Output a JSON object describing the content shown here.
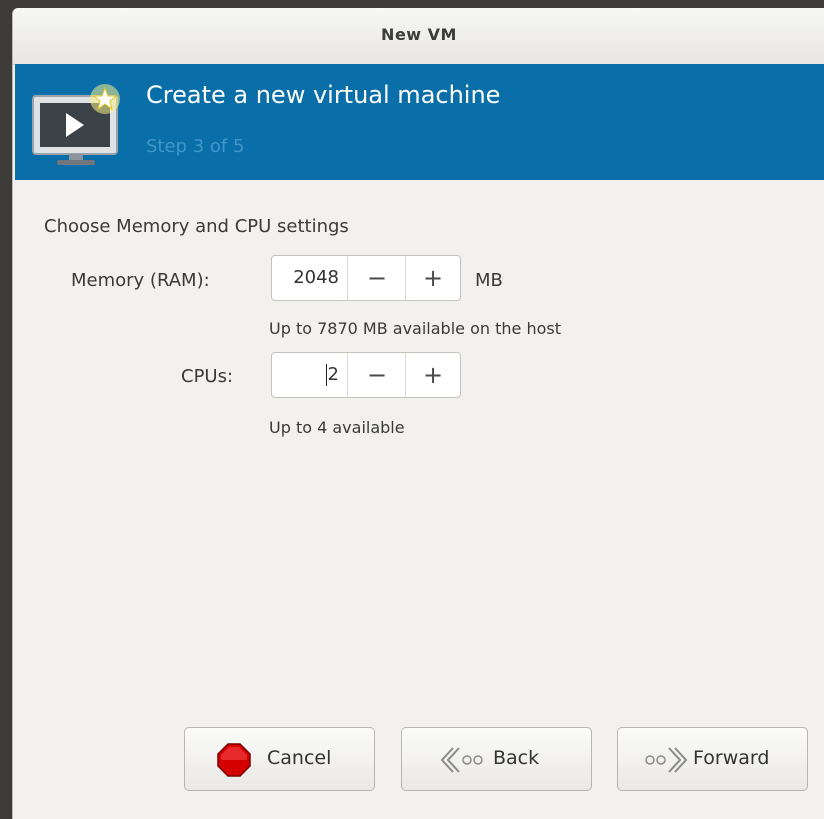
{
  "window": {
    "title": "New VM"
  },
  "banner": {
    "heading": "Create a new virtual machine",
    "step": "Step 3 of 5",
    "icon": "vm-monitor-new-icon"
  },
  "settings": {
    "section_title": "Choose Memory and CPU settings",
    "memory": {
      "label": "Memory (RAM):",
      "value": "2048",
      "unit": "MB",
      "hint": "Up to 7870 MB available on the host",
      "decrement": "−",
      "increment": "+"
    },
    "cpus": {
      "label": "CPUs:",
      "value": "2",
      "hint": "Up to 4 available",
      "decrement": "−",
      "increment": "+"
    }
  },
  "buttons": {
    "cancel": {
      "label": "Cancel",
      "icon": "stop-sign-icon"
    },
    "back": {
      "label": "Back",
      "icon": "back-arrow-icon"
    },
    "forward": {
      "label": "Forward",
      "icon": "forward-arrow-icon"
    }
  },
  "colors": {
    "banner": "#0a6ea8",
    "step_text": "#3f97c9",
    "cancel_icon": "#d40000"
  }
}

━━━

Transcribe all of the entries word for word, but skip any pictures they contain.

Output a JSON object describing the content shown here.
{
  "window": {
    "title": "New VM"
  },
  "banner": {
    "heading": "Create a new virtual machine",
    "step": "Step 3 of 5",
    "icon": "vm-monitor-new-icon"
  },
  "settings": {
    "section_title": "Choose Memory and CPU settings",
    "memory": {
      "label": "Memory (RAM):",
      "value": "2048",
      "unit": "MB",
      "hint": "Up to 7870 MB available on the host",
      "decrement": "−",
      "increment": "+"
    },
    "cpus": {
      "label": "CPUs:",
      "value": "2",
      "hint": "Up to 4 available",
      "decrement": "−",
      "increment": "+"
    }
  },
  "buttons": {
    "cancel": {
      "label": "Cancel",
      "icon": "stop-sign-icon"
    },
    "back": {
      "label": "Back",
      "icon": "back-arrow-icon"
    },
    "forward": {
      "label": "Forward",
      "icon": "forward-arrow-icon"
    }
  },
  "colors": {
    "banner": "#0a6ea8",
    "step_text": "#3f97c9",
    "cancel_icon": "#d40000"
  }
}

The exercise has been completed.